Exercise prompt ->
Print all the data, keeping every line exactly as it is.

┌──

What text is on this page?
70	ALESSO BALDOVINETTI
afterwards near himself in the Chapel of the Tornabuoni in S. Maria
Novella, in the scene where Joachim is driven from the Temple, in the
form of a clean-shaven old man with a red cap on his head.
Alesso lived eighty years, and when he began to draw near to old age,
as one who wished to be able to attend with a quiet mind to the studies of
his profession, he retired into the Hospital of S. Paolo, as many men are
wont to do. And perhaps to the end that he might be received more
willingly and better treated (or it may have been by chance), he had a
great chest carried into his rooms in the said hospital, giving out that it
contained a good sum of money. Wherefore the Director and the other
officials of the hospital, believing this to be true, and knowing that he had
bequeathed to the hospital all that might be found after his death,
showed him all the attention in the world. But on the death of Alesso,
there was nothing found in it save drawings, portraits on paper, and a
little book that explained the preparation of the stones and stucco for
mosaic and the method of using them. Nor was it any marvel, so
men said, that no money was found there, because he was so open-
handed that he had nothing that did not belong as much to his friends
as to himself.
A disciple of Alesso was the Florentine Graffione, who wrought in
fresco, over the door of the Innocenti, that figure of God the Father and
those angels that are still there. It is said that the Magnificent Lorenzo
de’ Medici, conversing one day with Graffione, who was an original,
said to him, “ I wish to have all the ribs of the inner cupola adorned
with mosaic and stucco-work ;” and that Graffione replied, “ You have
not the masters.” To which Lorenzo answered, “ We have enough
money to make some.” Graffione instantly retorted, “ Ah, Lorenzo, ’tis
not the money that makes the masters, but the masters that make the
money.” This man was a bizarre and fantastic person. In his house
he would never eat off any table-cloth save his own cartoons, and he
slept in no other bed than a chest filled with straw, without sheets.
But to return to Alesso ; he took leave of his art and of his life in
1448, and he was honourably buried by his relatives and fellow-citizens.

└──

Answer below ->
What text is on this page?
70	ALESSO BALDOVINETTI
afterwards near himself in the Chapel of the Tornabuoni in S. Maria
Novella, in the scene where Joachim is driven from the Temple, in the
form of a clean-shaven old man with a red cap on his head.
Alesso lived eighty years, and when he began to draw near to old age,
as one who wished to be able to attend with a quiet mind to the studies of
his profession, he retired into the Hospital of S. Paolo, as many men are
wont to do. And perhaps to the end that he might be received more
willingly and better treated (or it may have been by chance), he had a
great chest carried into his rooms in the said hospital, giving out that it
contained a good sum of money. Wherefore the Director and the other
officials of the hospital, believing this to be true, and knowing that he had
bequeathed to the hospital all that might be found after his death,
showed him all the attention in the world. But on the death of Alesso,
there was nothing found in it save drawings, portraits on paper, and a
little book that explained the preparation of the stones and stucco for
mosaic and the method of using them. Nor was it any marvel, so
men said, that no money was found there, because he was so open-
handed that he had nothing that did not belong as much to his friends
as to himself.
A disciple of Alesso was the Florentine Graffione, who wrought in
fresco, over the door of the Innocenti, that figure of God the Father and
those angels that are still there. It is said that the Magnificent Lorenzo
de’ Medici, conversing one day with Graffione, who was an original,
said to him, “ I wish to have all the ribs of the inner cupola adorned
with mosaic and stucco-work ;” and that Graffione replied, “ You have
not the masters.” To which Lorenzo answered, “ We have enough
money to make some.” Graffione instantly retorted, “ Ah, Lorenzo, ’tis
not the money that makes the masters, but the masters that make the
money.” This man was a bizarre and fantastic person. In his house
he would never eat off any table-cloth save his own cartoons, and he
slept in no other bed than a chest filled with straw, without sheets.
But to return to Alesso ; he took leave of his art and of his life in
1448, and he was honourably buried by his relatives and fellow-citizens.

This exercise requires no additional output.